──────── DATASET ENTRIES
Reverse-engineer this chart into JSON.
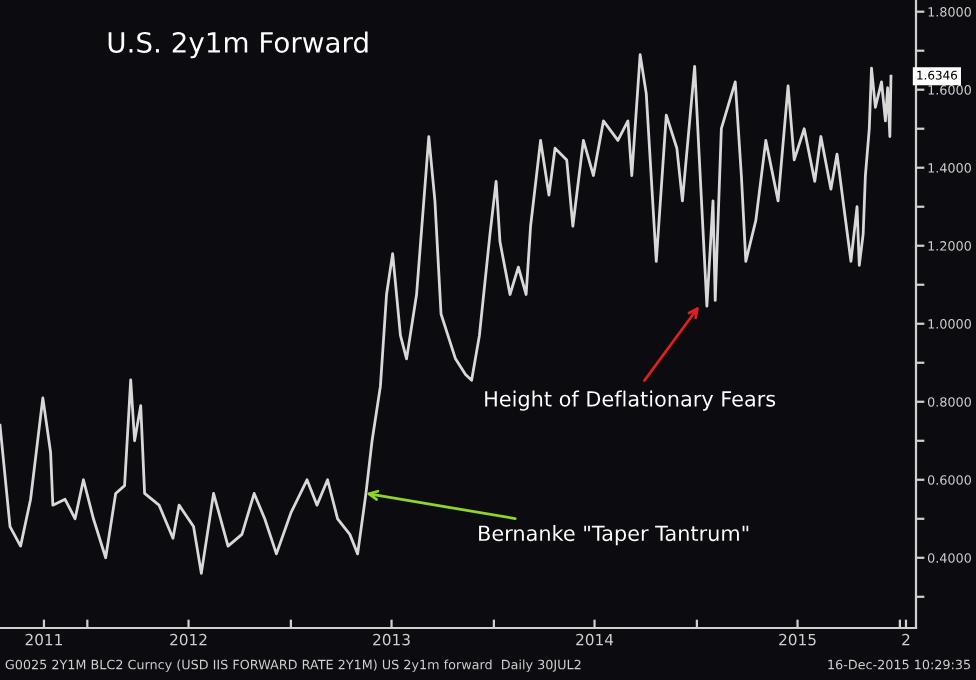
{
  "chart_data": {
    "type": "line",
    "title": "U.S. 2y1m Forward",
    "x": [
      "2011-07-28",
      "2011-08-15",
      "2011-09-03",
      "2011-09-21",
      "2011-10-13",
      "2011-10-27",
      "2011-10-31",
      "2011-11-22",
      "2011-12-10",
      "2011-12-25",
      "2012-01-12",
      "2012-02-03",
      "2012-02-21",
      "2012-03-08",
      "2012-03-19",
      "2012-03-26",
      "2012-04-06",
      "2012-04-13",
      "2012-05-09",
      "2012-06-03",
      "2012-06-14",
      "2012-07-10",
      "2012-07-24",
      "2012-08-15",
      "2012-09-10",
      "2012-10-05",
      "2012-10-27",
      "2012-11-15",
      "2012-12-06",
      "2013-01-01",
      "2013-01-30",
      "2013-02-17",
      "2013-03-08",
      "2013-03-26",
      "2013-04-17",
      "2013-05-01",
      "2013-05-16",
      "2013-05-27",
      "2013-06-11",
      "2013-06-22",
      "2013-07-03",
      "2013-07-17",
      "2013-07-28",
      "2013-08-15",
      "2013-09-06",
      "2013-09-17",
      "2013-09-28",
      "2013-10-24",
      "2013-11-11",
      "2013-11-22",
      "2013-12-06",
      "2013-12-25",
      "2014-01-05",
      "2014-01-12",
      "2014-01-30",
      "2014-02-14",
      "2014-02-28",
      "2014-03-08",
      "2014-03-26",
      "2014-04-10",
      "2014-04-21",
      "2014-05-12",
      "2014-05-23",
      "2014-06-11",
      "2014-06-29",
      "2014-07-17",
      "2014-08-12",
      "2014-08-30",
      "2014-09-06",
      "2014-09-21",
      "2014-10-02",
      "2014-10-20",
      "2014-11-07",
      "2014-11-26",
      "2014-12-06",
      "2014-12-28",
      "2015-01-05",
      "2015-01-19",
      "2015-01-30",
      "2015-02-03",
      "2015-02-14",
      "2015-03-11",
      "2015-03-22",
      "2015-03-30",
      "2015-04-17",
      "2015-05-05",
      "2015-05-27",
      "2015-06-14",
      "2015-06-25",
      "2015-07-13",
      "2015-08-01",
      "2015-08-12",
      "2015-08-30",
      "2015-09-10",
      "2015-09-24",
      "2015-10-05",
      "2015-10-16",
      "2015-10-20",
      "2015-10-27",
      "2015-10-31",
      "2015-11-07",
      "2015-11-11",
      "2015-11-18",
      "2015-11-29",
      "2015-12-06",
      "2015-12-10",
      "2015-12-14",
      "2015-12-16"
    ],
    "series": [
      {
        "color": "#d8d8d8",
        "values": [
          0.74,
          0.48,
          0.43,
          0.55,
          0.81,
          0.67,
          0.535,
          0.55,
          0.5,
          0.6,
          0.5,
          0.4,
          0.565,
          0.585,
          0.856,
          0.7,
          0.79,
          0.565,
          0.535,
          0.45,
          0.535,
          0.48,
          0.36,
          0.565,
          0.43,
          0.46,
          0.565,
          0.5,
          0.41,
          0.515,
          0.6,
          0.535,
          0.6,
          0.5,
          0.46,
          0.41,
          0.565,
          0.7,
          0.84,
          1.075,
          1.18,
          0.97,
          0.91,
          1.075,
          1.48,
          1.315,
          1.025,
          0.91,
          0.87,
          0.855,
          0.97,
          1.23,
          1.365,
          1.21,
          1.075,
          1.145,
          1.075,
          1.25,
          1.47,
          1.33,
          1.45,
          1.42,
          1.25,
          1.47,
          1.38,
          1.52,
          1.47,
          1.52,
          1.38,
          1.69,
          1.59,
          1.16,
          1.535,
          1.45,
          1.315,
          1.66,
          1.435,
          1.045,
          1.315,
          1.06,
          1.5,
          1.62,
          1.38,
          1.16,
          1.265,
          1.47,
          1.315,
          1.61,
          1.42,
          1.5,
          1.365,
          1.48,
          1.345,
          1.435,
          1.28,
          1.16,
          1.3,
          1.15,
          1.23,
          1.38,
          1.5,
          1.655,
          1.555,
          1.62,
          1.52,
          1.605,
          1.48,
          1.6346
        ]
      }
    ],
    "xlim": [
      "2011-07-28",
      "2016-01-30"
    ],
    "xticks": [
      {
        "value": "2011-10-15",
        "label": "2011"
      },
      {
        "value": "2012-01-01",
        "label": null
      },
      {
        "value": "2012-07-01",
        "label": "2012"
      },
      {
        "value": "2013-01-01",
        "label": null
      },
      {
        "value": "2013-07-01",
        "label": "2013"
      },
      {
        "value": "2014-01-01",
        "label": null
      },
      {
        "value": "2014-07-01",
        "label": "2014"
      },
      {
        "value": "2015-01-01",
        "label": null
      },
      {
        "value": "2015-07-01",
        "label": "2015"
      },
      {
        "value": "2016-01-01",
        "label": null
      },
      {
        "value": "2016-01-12",
        "label": "2"
      }
    ],
    "ylim": [
      0.22,
      1.83
    ],
    "yticks": [
      {
        "value": 0.3,
        "label": null
      },
      {
        "value": 0.4,
        "label": "0.4000"
      },
      {
        "value": 0.5,
        "label": null
      },
      {
        "value": 0.6,
        "label": "0.6000"
      },
      {
        "value": 0.7,
        "label": null
      },
      {
        "value": 0.8,
        "label": "0.8000"
      },
      {
        "value": 0.9,
        "label": null
      },
      {
        "value": 1.0,
        "label": "1.0000"
      },
      {
        "value": 1.1,
        "label": null
      },
      {
        "value": 1.2,
        "label": "1.2000"
      },
      {
        "value": 1.3,
        "label": null
      },
      {
        "value": 1.4,
        "label": "1.4000"
      },
      {
        "value": 1.5,
        "label": null
      },
      {
        "value": 1.6,
        "label": "1.6000"
      },
      {
        "value": 1.7,
        "label": null
      },
      {
        "value": 1.8,
        "label": "1.8000"
      }
    ],
    "grid": false,
    "legend": false,
    "annotations": [
      {
        "text": "Bernanke \"Taper Tantrum\"",
        "x": "2013-05-16",
        "y": 0.565
      },
      {
        "text": "Height of Deflationary Fears",
        "x": "2015-01-05",
        "y": 1.045
      },
      {
        "text": "1.6346",
        "x": "2015-12-16",
        "y": 1.6346
      },
      "G0025 2Y1M BLC2 Curncy (USD IIS FORWARD RATE 2Y1M) US 2y1m forward  Daily 30JUL2",
      "16-Dec-2015 10:29:35"
    ]
  }
}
────────────────
- BRIEF:
Your task is to copy the entries in full and exactly, without any images.

- PROBLEM SOLUTION:
Reverse-engineer this chart into JSON.
{
  "chart_data": {
    "type": "line",
    "title": "U.S. 2y1m Forward",
    "x": [
      "2011-07-28",
      "2011-08-15",
      "2011-09-03",
      "2011-09-21",
      "2011-10-13",
      "2011-10-27",
      "2011-10-31",
      "2011-11-22",
      "2011-12-10",
      "2011-12-25",
      "2012-01-12",
      "2012-02-03",
      "2012-02-21",
      "2012-03-08",
      "2012-03-19",
      "2012-03-26",
      "2012-04-06",
      "2012-04-13",
      "2012-05-09",
      "2012-06-03",
      "2012-06-14",
      "2012-07-10",
      "2012-07-24",
      "2012-08-15",
      "2012-09-10",
      "2012-10-05",
      "2012-10-27",
      "2012-11-15",
      "2012-12-06",
      "2013-01-01",
      "2013-01-30",
      "2013-02-17",
      "2013-03-08",
      "2013-03-26",
      "2013-04-17",
      "2013-05-01",
      "2013-05-16",
      "2013-05-27",
      "2013-06-11",
      "2013-06-22",
      "2013-07-03",
      "2013-07-17",
      "2013-07-28",
      "2013-08-15",
      "2013-09-06",
      "2013-09-17",
      "2013-09-28",
      "2013-10-24",
      "2013-11-11",
      "2013-11-22",
      "2013-12-06",
      "2013-12-25",
      "2014-01-05",
      "2014-01-12",
      "2014-01-30",
      "2014-02-14",
      "2014-02-28",
      "2014-03-08",
      "2014-03-26",
      "2014-04-10",
      "2014-04-21",
      "2014-05-12",
      "2014-05-23",
      "2014-06-11",
      "2014-06-29",
      "2014-07-17",
      "2014-08-12",
      "2014-08-30",
      "2014-09-06",
      "2014-09-21",
      "2014-10-02",
      "2014-10-20",
      "2014-11-07",
      "2014-11-26",
      "2014-12-06",
      "2014-12-28",
      "2015-01-05",
      "2015-01-19",
      "2015-01-30",
      "2015-02-03",
      "2015-02-14",
      "2015-03-11",
      "2015-03-22",
      "2015-03-30",
      "2015-04-17",
      "2015-05-05",
      "2015-05-27",
      "2015-06-14",
      "2015-06-25",
      "2015-07-13",
      "2015-08-01",
      "2015-08-12",
      "2015-08-30",
      "2015-09-10",
      "2015-09-24",
      "2015-10-05",
      "2015-10-16",
      "2015-10-20",
      "2015-10-27",
      "2015-10-31",
      "2015-11-07",
      "2015-11-11",
      "2015-11-18",
      "2015-11-29",
      "2015-12-06",
      "2015-12-10",
      "2015-12-14",
      "2015-12-16"
    ],
    "series": [
      {
        "color": "#d8d8d8",
        "values": [
          0.74,
          0.48,
          0.43,
          0.55,
          0.81,
          0.67,
          0.535,
          0.55,
          0.5,
          0.6,
          0.5,
          0.4,
          0.565,
          0.585,
          0.856,
          0.7,
          0.79,
          0.565,
          0.535,
          0.45,
          0.535,
          0.48,
          0.36,
          0.565,
          0.43,
          0.46,
          0.565,
          0.5,
          0.41,
          0.515,
          0.6,
          0.535,
          0.6,
          0.5,
          0.46,
          0.41,
          0.565,
          0.7,
          0.84,
          1.075,
          1.18,
          0.97,
          0.91,
          1.075,
          1.48,
          1.315,
          1.025,
          0.91,
          0.87,
          0.855,
          0.97,
          1.23,
          1.365,
          1.21,
          1.075,
          1.145,
          1.075,
          1.25,
          1.47,
          1.33,
          1.45,
          1.42,
          1.25,
          1.47,
          1.38,
          1.52,
          1.47,
          1.52,
          1.38,
          1.69,
          1.59,
          1.16,
          1.535,
          1.45,
          1.315,
          1.66,
          1.435,
          1.045,
          1.315,
          1.06,
          1.5,
          1.62,
          1.38,
          1.16,
          1.265,
          1.47,
          1.315,
          1.61,
          1.42,
          1.5,
          1.365,
          1.48,
          1.345,
          1.435,
          1.28,
          1.16,
          1.3,
          1.15,
          1.23,
          1.38,
          1.5,
          1.655,
          1.555,
          1.62,
          1.52,
          1.605,
          1.48,
          1.6346
        ]
      }
    ],
    "xlim": [
      "2011-07-28",
      "2016-01-30"
    ],
    "xticks": [
      {
        "value": "2011-10-15",
        "label": "2011"
      },
      {
        "value": "2012-01-01",
        "label": null
      },
      {
        "value": "2012-07-01",
        "label": "2012"
      },
      {
        "value": "2013-01-01",
        "label": null
      },
      {
        "value": "2013-07-01",
        "label": "2013"
      },
      {
        "value": "2014-01-01",
        "label": null
      },
      {
        "value": "2014-07-01",
        "label": "2014"
      },
      {
        "value": "2015-01-01",
        "label": null
      },
      {
        "value": "2015-07-01",
        "label": "2015"
      },
      {
        "value": "2016-01-01",
        "label": null
      },
      {
        "value": "2016-01-12",
        "label": "2"
      }
    ],
    "ylim": [
      0.22,
      1.83
    ],
    "yticks": [
      {
        "value": 0.3,
        "label": null
      },
      {
        "value": 0.4,
        "label": "0.4000"
      },
      {
        "value": 0.5,
        "label": null
      },
      {
        "value": 0.6,
        "label": "0.6000"
      },
      {
        "value": 0.7,
        "label": null
      },
      {
        "value": 0.8,
        "label": "0.8000"
      },
      {
        "value": 0.9,
        "label": null
      },
      {
        "value": 1.0,
        "label": "1.0000"
      },
      {
        "value": 1.1,
        "label": null
      },
      {
        "value": 1.2,
        "label": "1.2000"
      },
      {
        "value": 1.3,
        "label": null
      },
      {
        "value": 1.4,
        "label": "1.4000"
      },
      {
        "value": 1.5,
        "label": null
      },
      {
        "value": 1.6,
        "label": "1.6000"
      },
      {
        "value": 1.7,
        "label": null
      },
      {
        "value": 1.8,
        "label": "1.8000"
      }
    ],
    "grid": false,
    "legend": false,
    "annotations": [
      {
        "text": "Bernanke \"Taper Tantrum\"",
        "x": "2013-05-16",
        "y": 0.565
      },
      {
        "text": "Height of Deflationary Fears",
        "x": "2015-01-05",
        "y": 1.045
      },
      {
        "text": "1.6346",
        "x": "2015-12-16",
        "y": 1.6346
      },
      "G0025 2Y1M BLC2 Curncy (USD IIS FORWARD RATE 2Y1M) US 2y1m forward  Daily 30JUL2",
      "16-Dec-2015 10:29:35"
    ]
  }
}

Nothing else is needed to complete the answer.